• _EXERCISE REQUIREMENTS_:
Return every line of the data below without any change.

(Annotated region listings)
__________________________________________________
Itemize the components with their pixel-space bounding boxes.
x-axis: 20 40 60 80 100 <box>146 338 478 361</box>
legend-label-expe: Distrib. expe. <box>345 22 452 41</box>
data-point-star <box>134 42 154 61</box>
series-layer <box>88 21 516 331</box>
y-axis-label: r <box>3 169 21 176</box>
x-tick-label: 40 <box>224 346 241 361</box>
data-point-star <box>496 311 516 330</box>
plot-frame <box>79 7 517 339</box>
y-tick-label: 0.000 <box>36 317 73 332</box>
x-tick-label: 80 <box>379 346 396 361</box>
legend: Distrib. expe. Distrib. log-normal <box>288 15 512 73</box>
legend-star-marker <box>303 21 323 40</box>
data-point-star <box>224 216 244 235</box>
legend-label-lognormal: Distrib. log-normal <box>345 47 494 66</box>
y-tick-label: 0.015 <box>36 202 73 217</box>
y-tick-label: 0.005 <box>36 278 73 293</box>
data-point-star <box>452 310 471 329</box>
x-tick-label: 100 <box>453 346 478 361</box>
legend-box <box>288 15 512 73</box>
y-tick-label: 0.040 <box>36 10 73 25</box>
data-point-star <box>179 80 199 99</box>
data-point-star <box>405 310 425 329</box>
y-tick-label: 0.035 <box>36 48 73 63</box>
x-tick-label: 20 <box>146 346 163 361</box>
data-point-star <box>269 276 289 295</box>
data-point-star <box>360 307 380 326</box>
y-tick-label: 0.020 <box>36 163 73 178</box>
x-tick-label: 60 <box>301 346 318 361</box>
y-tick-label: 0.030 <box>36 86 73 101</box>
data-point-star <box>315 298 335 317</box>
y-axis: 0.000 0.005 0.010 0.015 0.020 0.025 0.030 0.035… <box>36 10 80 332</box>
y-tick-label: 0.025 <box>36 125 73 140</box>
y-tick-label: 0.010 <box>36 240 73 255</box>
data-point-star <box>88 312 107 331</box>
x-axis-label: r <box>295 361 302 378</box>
__________________________________________________
• _THE REPLY_:
Itemize the components with their pixel-space bounding boxes.
x-axis: 20 40 60 80 100 <box>146 338 478 361</box>
legend-label-expe: Distrib. expe. <box>345 22 452 41</box>
data-point-star <box>134 42 154 61</box>
series-layer <box>88 21 516 331</box>
y-axis-label: r <box>3 169 21 176</box>
x-tick-label: 40 <box>224 346 241 361</box>
data-point-star <box>496 311 516 330</box>
plot-frame <box>79 7 517 339</box>
y-tick-label: 0.000 <box>36 317 73 332</box>
x-tick-label: 80 <box>379 346 396 361</box>
legend: Distrib. expe. Distrib. log-normal <box>288 15 512 73</box>
legend-star-marker <box>303 21 323 40</box>
data-point-star <box>224 216 244 235</box>
legend-label-lognormal: Distrib. log-normal <box>345 47 494 66</box>
y-tick-label: 0.015 <box>36 202 73 217</box>
y-tick-label: 0.005 <box>36 278 73 293</box>
data-point-star <box>452 310 471 329</box>
x-tick-label: 100 <box>453 346 478 361</box>
legend-box <box>288 15 512 73</box>
y-tick-label: 0.040 <box>36 10 73 25</box>
data-point-star <box>179 80 199 99</box>
data-point-star <box>405 310 425 329</box>
y-tick-label: 0.035 <box>36 48 73 63</box>
x-tick-label: 20 <box>146 346 163 361</box>
data-point-star <box>269 276 289 295</box>
data-point-star <box>360 307 380 326</box>
y-tick-label: 0.020 <box>36 163 73 178</box>
x-tick-label: 60 <box>301 346 318 361</box>
y-tick-label: 0.030 <box>36 86 73 101</box>
data-point-star <box>315 298 335 317</box>
y-axis: 0.000 0.005 0.010 0.015 0.020 0.025 0.030 0.035… <box>36 10 80 332</box>
y-tick-label: 0.025 <box>36 125 73 140</box>
y-tick-label: 0.010 <box>36 240 73 255</box>
data-point-star <box>88 312 107 331</box>
x-axis-label: r <box>295 361 302 378</box>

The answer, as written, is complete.